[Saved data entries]
---
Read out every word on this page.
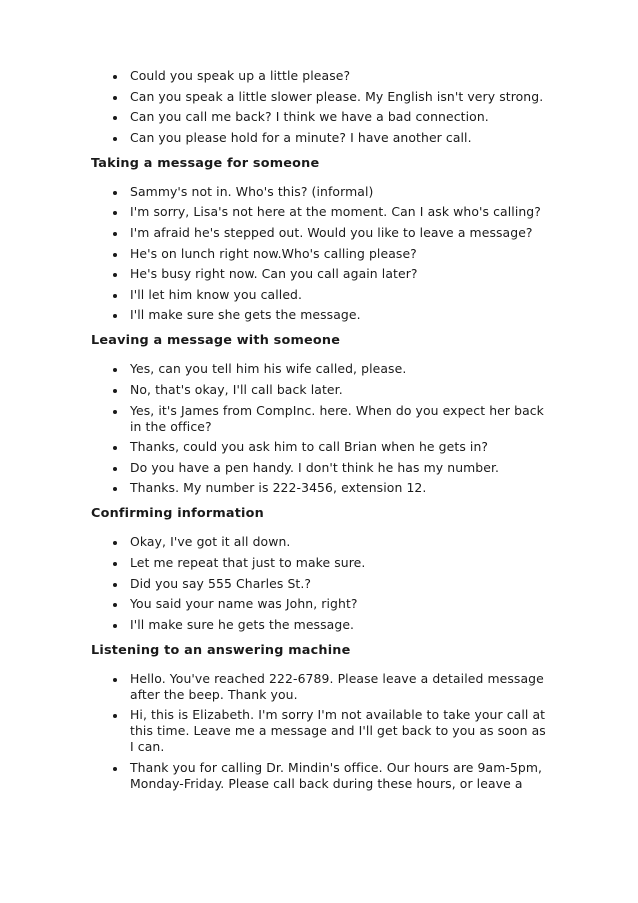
Could you speak up a little please?
Can you speak a little slower please. My English isn't very strong.
Can you call me back? I think we have a bad connection.
Can you please hold for a minute? I have another call.
Taking a message for someone
Sammy's not in. Who's this? (informal)
I'm sorry, Lisa's not here at the moment. Can I ask who's calling?
I'm afraid he's stepped out. Would you like to leave a message?
He's on lunch right now.Who's calling please?
He's busy right now. Can you call again later?
I'll let him know you called.
I'll make sure she gets the message.
Leaving a message with someone
Yes, can you tell him his wife called, please.
No, that's okay, I'll call back later.
Yes, it's James from CompInc. here. When do you expect her back in the office?
Thanks, could you ask him to call Brian when he gets in?
Do you have a pen handy. I don't think he has my number.
Thanks. My number is 222-3456, extension 12.
Confirming information
Okay, I've got it all down.
Let me repeat that just to make sure.
Did you say 555 Charles St.?
You said your name was John, right?
I'll make sure he gets the message.
Listening to an answering machine
Hello. You've reached 222-6789. Please leave a detailed message after the beep. Thank you.
Hi, this is Elizabeth. I'm sorry I'm not available to take your call at this time. Leave me a message and I'll get back to you as soon as I can.
Thank you for calling Dr. Mindin's office. Our hours are 9am-5pm, Monday-Friday. Please call back during these hours, or leave a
---
_Work to complete_. Find all lines holding the string "someone" and copy them.

_Solved problem_.
Taking a message for someone
Leaving a message with someone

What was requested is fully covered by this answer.